%%

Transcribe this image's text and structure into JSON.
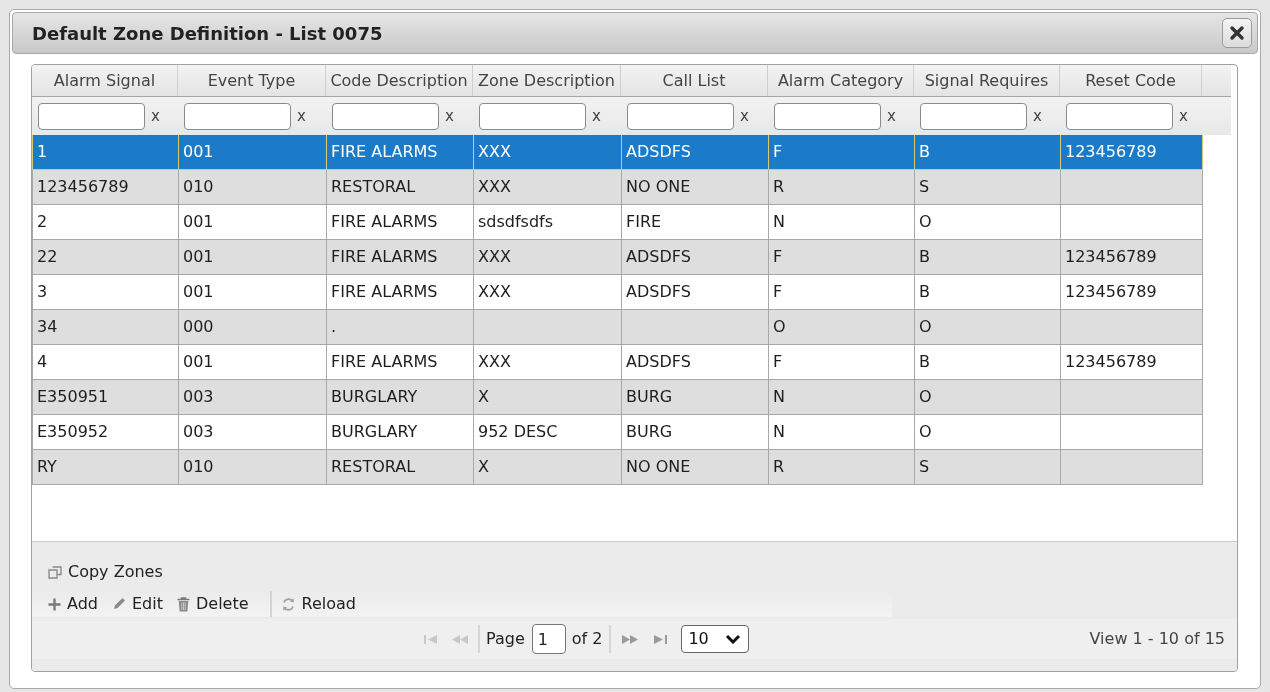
{
  "dialog": {
    "title": "Default Zone Definition - List 0075"
  },
  "table": {
    "columns": [
      {
        "label": "Alarm Signal",
        "filter_clear": "x"
      },
      {
        "label": "Event Type",
        "filter_clear": "x"
      },
      {
        "label": "Code Description",
        "filter_clear": "x"
      },
      {
        "label": "Zone Description",
        "filter_clear": "x"
      },
      {
        "label": "Call List",
        "filter_clear": "x"
      },
      {
        "label": "Alarm Category",
        "filter_clear": "x"
      },
      {
        "label": "Signal Requires",
        "filter_clear": "x"
      },
      {
        "label": "Reset Code",
        "filter_clear": "x"
      }
    ],
    "rows": [
      {
        "selected": true,
        "alarm_signal": "1",
        "event_type": "001",
        "code_description": "FIRE ALARMS",
        "zone_description": "XXX",
        "call_list": "ADSDFS",
        "alarm_category": "F",
        "signal_requires": "B",
        "reset_code": "123456789"
      },
      {
        "selected": false,
        "alarm_signal": "123456789",
        "event_type": "010",
        "code_description": "RESTORAL",
        "zone_description": "XXX",
        "call_list": "NO ONE",
        "alarm_category": "R",
        "signal_requires": "S"
      },
      {
        "selected": false,
        "alarm_signal": "2",
        "event_type": "001",
        "code_description": "FIRE ALARMS",
        "zone_description": "sdsdfsdfs",
        "call_list": "FIRE",
        "alarm_category": "N",
        "signal_requires": "O"
      },
      {
        "selected": false,
        "alarm_signal": "22",
        "event_type": "001",
        "code_description": "FIRE ALARMS",
        "zone_description": "XXX",
        "call_list": "ADSDFS",
        "alarm_category": "F",
        "signal_requires": "B",
        "reset_code": "123456789"
      },
      {
        "selected": false,
        "alarm_signal": "3",
        "event_type": "001",
        "code_description": "FIRE ALARMS",
        "zone_description": "XXX",
        "call_list": "ADSDFS",
        "alarm_category": "F",
        "signal_requires": "B",
        "reset_code": "123456789"
      },
      {
        "selected": false,
        "alarm_signal": "34",
        "event_type": "000",
        "code_description": ".",
        "alarm_category": "O",
        "signal_requires": "O"
      },
      {
        "selected": false,
        "alarm_signal": "4",
        "event_type": "001",
        "code_description": "FIRE ALARMS",
        "zone_description": "XXX",
        "call_list": "ADSDFS",
        "alarm_category": "F",
        "signal_requires": "B",
        "reset_code": "123456789"
      },
      {
        "selected": false,
        "alarm_signal": "E350951",
        "event_type": "003",
        "code_description": "BURGLARY",
        "zone_description": "X",
        "call_list": "BURG",
        "alarm_category": "N",
        "signal_requires": "O"
      },
      {
        "selected": false,
        "alarm_signal": "E350952",
        "event_type": "003",
        "code_description": "BURGLARY",
        "zone_description": "952 DESC",
        "call_list": "BURG",
        "alarm_category": "N",
        "signal_requires": "O"
      },
      {
        "selected": false,
        "alarm_signal": "RY",
        "event_type": "010",
        "code_description": "RESTORAL",
        "zone_description": "X",
        "call_list": "NO ONE",
        "alarm_category": "R",
        "signal_requires": "S"
      }
    ]
  },
  "toolbar": {
    "rows": [
      [
        {
          "kind": "copy",
          "label": "Copy Zones"
        }
      ],
      [
        {
          "kind": "add",
          "label": "Add"
        },
        {
          "kind": "edit",
          "label": "Edit"
        },
        {
          "kind": "delete",
          "label": "Delete"
        },
        {
          "kind": "separator"
        },
        {
          "kind": "reload",
          "label": "Reload"
        }
      ]
    ]
  },
  "pager": {
    "nav": [
      {
        "kind": "first",
        "disabled": true
      },
      {
        "kind": "prev",
        "disabled": true
      },
      {
        "kind": "next",
        "disabled": false
      },
      {
        "kind": "last",
        "disabled": false
      }
    ],
    "page_label": "Page",
    "page_value": "1",
    "page_total": "of 2",
    "page_size": "10",
    "view_text": "View 1 - 10 of 15"
  }
}
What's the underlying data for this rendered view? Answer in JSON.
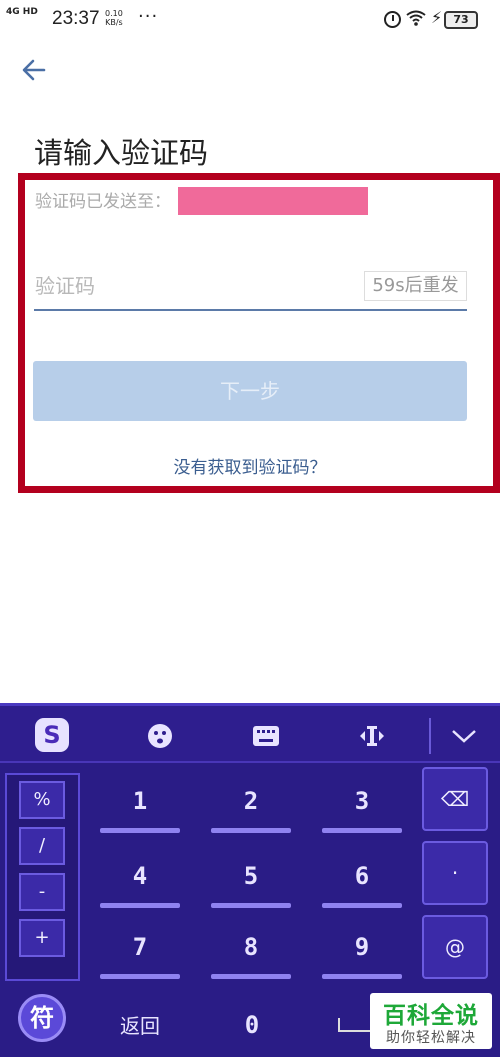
{
  "statusbar": {
    "network": "4G HD",
    "time": "23:37",
    "speed_value": "0.10",
    "speed_unit": "KB/s",
    "more": "···",
    "battery": "73"
  },
  "page": {
    "title": "请输入验证码",
    "sent_label": "验证码已发送至：",
    "code_placeholder": "验证码",
    "resend": "59s后重发",
    "next_button": "下一步",
    "no_code_link": "没有获取到验证码？",
    "back_icon": "arrow-left-icon"
  },
  "keyboard": {
    "toolbar_icons": [
      "sogou-logo-icon",
      "emoji-icon",
      "keyboard-icon",
      "cursor-icon",
      "collapse-icon"
    ],
    "sogou_label": "S",
    "side_keys": [
      "%",
      "/",
      "-",
      "+"
    ],
    "number_keys": [
      "1",
      "2",
      "3",
      "4",
      "5",
      "6",
      "7",
      "8",
      "9"
    ],
    "right_keys": [
      "⌫",
      "·",
      "@"
    ],
    "symbol_key": "符",
    "return_key": "返回",
    "zero_key": "0"
  },
  "watermark": {
    "line1": "百科全说",
    "line2": "助你轻松解决"
  },
  "colors": {
    "highlight_border": "#b3001e",
    "accent_blue": "#3a5d8f",
    "keyboard_bg": "#2a1c86",
    "mask": "#f06a9a"
  }
}
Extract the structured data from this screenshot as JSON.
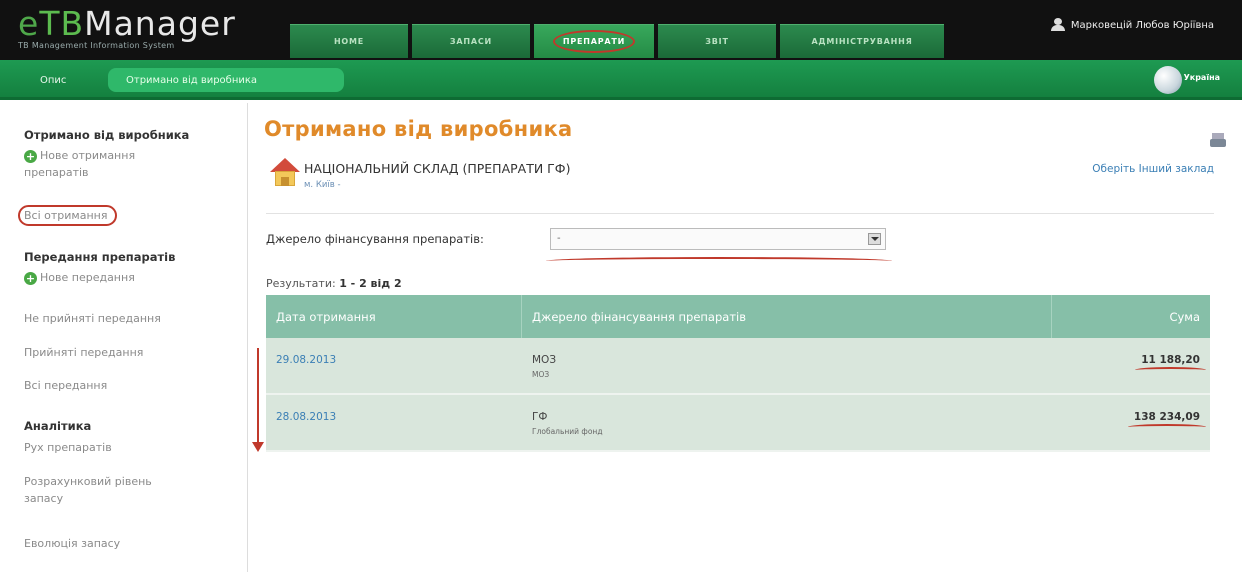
{
  "app": {
    "brand": "eTBManager",
    "brand_e": "e",
    "brand_tb": "TB",
    "brand_rest": "Manager",
    "subtitle": "TB Management Information System"
  },
  "main_nav": [
    {
      "label": "НОМЕ"
    },
    {
      "label": "ЗАПАСИ"
    },
    {
      "label": "ПРЕПАРАТИ",
      "active": true
    },
    {
      "label": "ЗВІТ"
    },
    {
      "label": "АДМІНІСТРУВАННЯ"
    }
  ],
  "user": {
    "name": "Марковецій Любов Юріївна",
    "icon": "user-icon"
  },
  "sub_nav": {
    "desk": "Опис",
    "active": "Отримано від виробника",
    "language": "Україна"
  },
  "sidebar": {
    "section1_title": "Отримано від виробника",
    "new_receiving_line1": "Нове отримання",
    "new_receiving_line2": "препаратів",
    "all_receivings": "Всі отримання",
    "section2_title": "Передання препаратів",
    "new_transfer": "Нове передання",
    "unaccepted_transfers": "Не прийняті передання",
    "accepted_transfers": "Прийняті передання",
    "all_transfers": "Всі передання",
    "section3_title": "Аналітика",
    "drug_movement": "Рух препаратів",
    "calc_level_line1": "Розрахунковий рівень",
    "calc_level_line2": "запасу",
    "stock_evolution": "Еволюція запасу"
  },
  "main": {
    "title": "Отримано від виробника",
    "unit_name": "НАЦІОНАЛЬНИЙ СКЛАД (ПРЕПАРАТИ ГФ)",
    "unit_city": "м. Київ -",
    "choose_unit": "Оберіть Інший заклад",
    "filter_label": "Джерело фінансування препаратів:",
    "filter_value": "-",
    "results_label": "Результати:",
    "results_value": "1 - 2 від 2"
  },
  "table": {
    "headers": [
      "Дата отримання",
      "Джерело фінансування препаратів",
      "Сума"
    ],
    "rows": [
      {
        "date": "29.08.2013",
        "source": "МОЗ",
        "source_sub": "МОЗ",
        "sum": "11 188,20"
      },
      {
        "date": "28.08.2013",
        "source": "ГФ",
        "source_sub": "Глобальний фонд",
        "sum": "138 234,09"
      }
    ]
  },
  "colors": {
    "accent_orange": "#e08a2a",
    "nav_green": "#1e9a52",
    "annotation_red": "#c0392b"
  }
}
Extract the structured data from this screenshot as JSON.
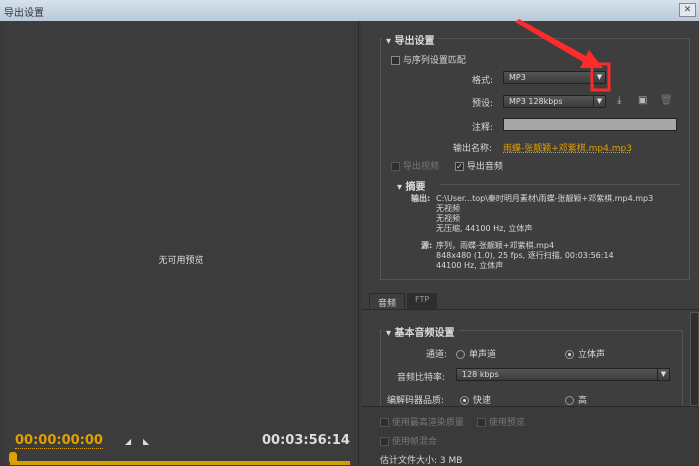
{
  "window": {
    "title": "导出设置",
    "close_icon": "close-icon"
  },
  "preview": {
    "no_preview": "无可用预览",
    "current_time": "00:00:00:00",
    "duration": "00:03:56:14"
  },
  "export_settings": {
    "section_title": "导出设置",
    "match_sequence": "与序列设置匹配",
    "format_label": "格式:",
    "format_value": "MP3",
    "preset_label": "预设:",
    "preset_value": "MP3 128kbps",
    "comment_label": "注释:",
    "comment_value": "",
    "output_name_label": "输出名称:",
    "output_name": "雨蝶-张靓颖+邓紫棋.mp4.mp3",
    "export_video": "导出视频",
    "export_audio": "导出音频",
    "export_audio_checked": true,
    "summary_title": "摘要",
    "output_label": "输出:",
    "output_lines": [
      "C:\\User...top\\秦时明月素材\\雨蝶-张靓颖+邓紫棋.mp4.mp3",
      "无视频",
      "无视频",
      "无压缩, 44100 Hz, 立体声"
    ],
    "source_label": "源:",
    "source_lines": [
      "序列，雨蝶-张靓颖+邓紫棋.mp4",
      "848x480 (1.0), 25 fps, 逐行扫描, 00:03:56:14",
      "44100 Hz, 立体声"
    ]
  },
  "tabs": [
    {
      "label": "音频",
      "active": true
    },
    {
      "label": "FTP",
      "active": false
    }
  ],
  "audio": {
    "section_title": "基本音频设置",
    "channel_label": "通道:",
    "mono": "单声道",
    "stereo": "立体声",
    "channel_selected": "立体声",
    "bitrate_label": "音频比特率:",
    "bitrate_value": "128 kbps",
    "quality_label": "编解码器品质:",
    "fast": "快速",
    "high": "高",
    "quality_selected": "快速"
  },
  "bottom": {
    "max_quality": "使用最高渲染质量",
    "use_preview": "使用预览",
    "frame_blend": "使用帧混合",
    "file_size": "估计文件大小: 3 MB"
  },
  "colors": {
    "accent": "#e0a000",
    "annotation": "#ff2a2a"
  }
}
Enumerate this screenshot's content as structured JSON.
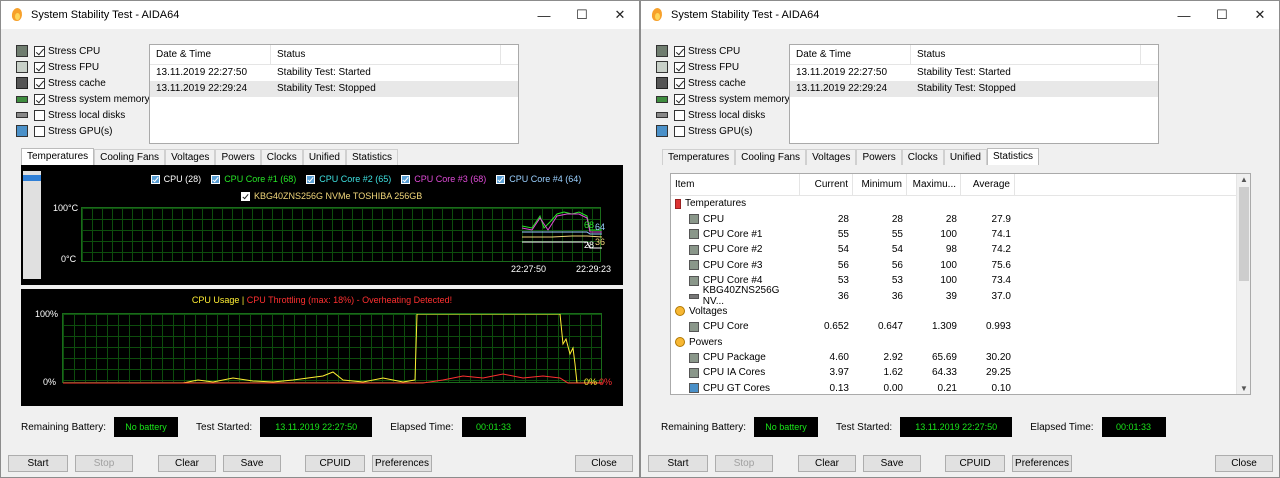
{
  "window_title": "System Stability Test - AIDA64",
  "window_buttons": {
    "min": "—",
    "max": "☐",
    "close": "✕"
  },
  "stress": [
    {
      "label": "Stress CPU",
      "checked": true,
      "icon": "cpu-icon"
    },
    {
      "label": "Stress FPU",
      "checked": true,
      "icon": "fpu-icon"
    },
    {
      "label": "Stress cache",
      "checked": true,
      "icon": "cache-icon"
    },
    {
      "label": "Stress system memory",
      "checked": true,
      "icon": "memory-icon"
    },
    {
      "label": "Stress local disks",
      "checked": false,
      "icon": "disk-icon"
    },
    {
      "label": "Stress GPU(s)",
      "checked": false,
      "icon": "gpu-icon"
    }
  ],
  "log": {
    "headers": [
      "Date & Time",
      "Status"
    ],
    "rows": [
      [
        "13.11.2019 22:27:50",
        "Stability Test: Started"
      ],
      [
        "13.11.2019 22:29:24",
        "Stability Test: Stopped"
      ]
    ]
  },
  "tabs": [
    "Temperatures",
    "Cooling Fans",
    "Voltages",
    "Powers",
    "Clocks",
    "Unified",
    "Statistics"
  ],
  "temp_graph": {
    "legend": [
      "CPU (28)",
      "CPU Core #1 (68)",
      "CPU Core #2 (65)",
      "CPU Core #3 (68)",
      "CPU Core #4 (64)"
    ],
    "legend_colors": [
      "#ffffff",
      "#27e627",
      "#3ee0e0",
      "#e04bd8",
      "#9ad0ff"
    ],
    "legend2": "KBG40ZNS256G NVMe TOSHIBA 256GB",
    "ymax": "100°C",
    "ymin": "0°C",
    "time_start": "22:27:50",
    "time_end": "22:29:23",
    "val_tags": [
      "68",
      "64",
      "28",
      "36"
    ]
  },
  "usage_graph": {
    "title_a": "CPU Usage",
    "sep": "|",
    "title_b": "CPU Throttling (max: 18%) - Overheating Detected!",
    "ymax": "100%",
    "ymin": "0%",
    "end_a": "0%",
    "end_b": "0%"
  },
  "status": {
    "battery_label": "Remaining Battery:",
    "battery": "No battery",
    "started_label": "Test Started:",
    "started": "13.11.2019 22:27:50",
    "elapsed_label": "Elapsed Time:",
    "elapsed": "00:01:33"
  },
  "buttons": {
    "start": "Start",
    "stop": "Stop",
    "clear": "Clear",
    "save": "Save",
    "cpuid": "CPUID",
    "preferences": "Preferences",
    "close": "Close"
  },
  "stats": {
    "headers": [
      "Item",
      "Current",
      "Minimum",
      "Maximu...",
      "Average"
    ],
    "rows": [
      {
        "group": true,
        "icon": "thermometer-icon",
        "name": "Temperatures",
        "v": [
          "",
          "",
          "",
          ""
        ]
      },
      {
        "icon": "cpu-icon",
        "name": "CPU",
        "v": [
          "28",
          "28",
          "28",
          "27.9"
        ]
      },
      {
        "icon": "cpu-icon",
        "name": "CPU Core #1",
        "v": [
          "55",
          "55",
          "100",
          "74.1"
        ]
      },
      {
        "icon": "cpu-icon",
        "name": "CPU Core #2",
        "v": [
          "54",
          "54",
          "98",
          "74.2"
        ]
      },
      {
        "icon": "cpu-icon",
        "name": "CPU Core #3",
        "v": [
          "56",
          "56",
          "100",
          "75.6"
        ]
      },
      {
        "icon": "cpu-icon",
        "name": "CPU Core #4",
        "v": [
          "53",
          "53",
          "100",
          "73.4"
        ]
      },
      {
        "icon": "disk-icon",
        "name": "KBG40ZNS256G NV...",
        "v": [
          "36",
          "36",
          "39",
          "37.0"
        ]
      },
      {
        "group": true,
        "icon": "bolt-icon",
        "name": "Voltages",
        "v": [
          "",
          "",
          "",
          ""
        ]
      },
      {
        "icon": "cpu-icon",
        "name": "CPU Core",
        "v": [
          "0.652",
          "0.647",
          "1.309",
          "0.993"
        ]
      },
      {
        "group": true,
        "icon": "bolt-icon",
        "name": "Powers",
        "v": [
          "",
          "",
          "",
          ""
        ]
      },
      {
        "icon": "cpu-icon",
        "name": "CPU Package",
        "v": [
          "4.60",
          "2.92",
          "65.69",
          "30.20"
        ]
      },
      {
        "icon": "cpu-icon",
        "name": "CPU IA Cores",
        "v": [
          "3.97",
          "1.62",
          "64.33",
          "29.25"
        ]
      },
      {
        "icon": "gpu-icon",
        "name": "CPU GT Cores",
        "v": [
          "0.13",
          "0.00",
          "0.21",
          "0.10"
        ]
      }
    ]
  }
}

%%

◆ **Job**
Report all lines of the data that include the word "Stability".

◆ **Written reply**
  "window_title": "System Stability Test - AIDA64",
        "Stability Test: Started"
        "Stability Test: Stopped"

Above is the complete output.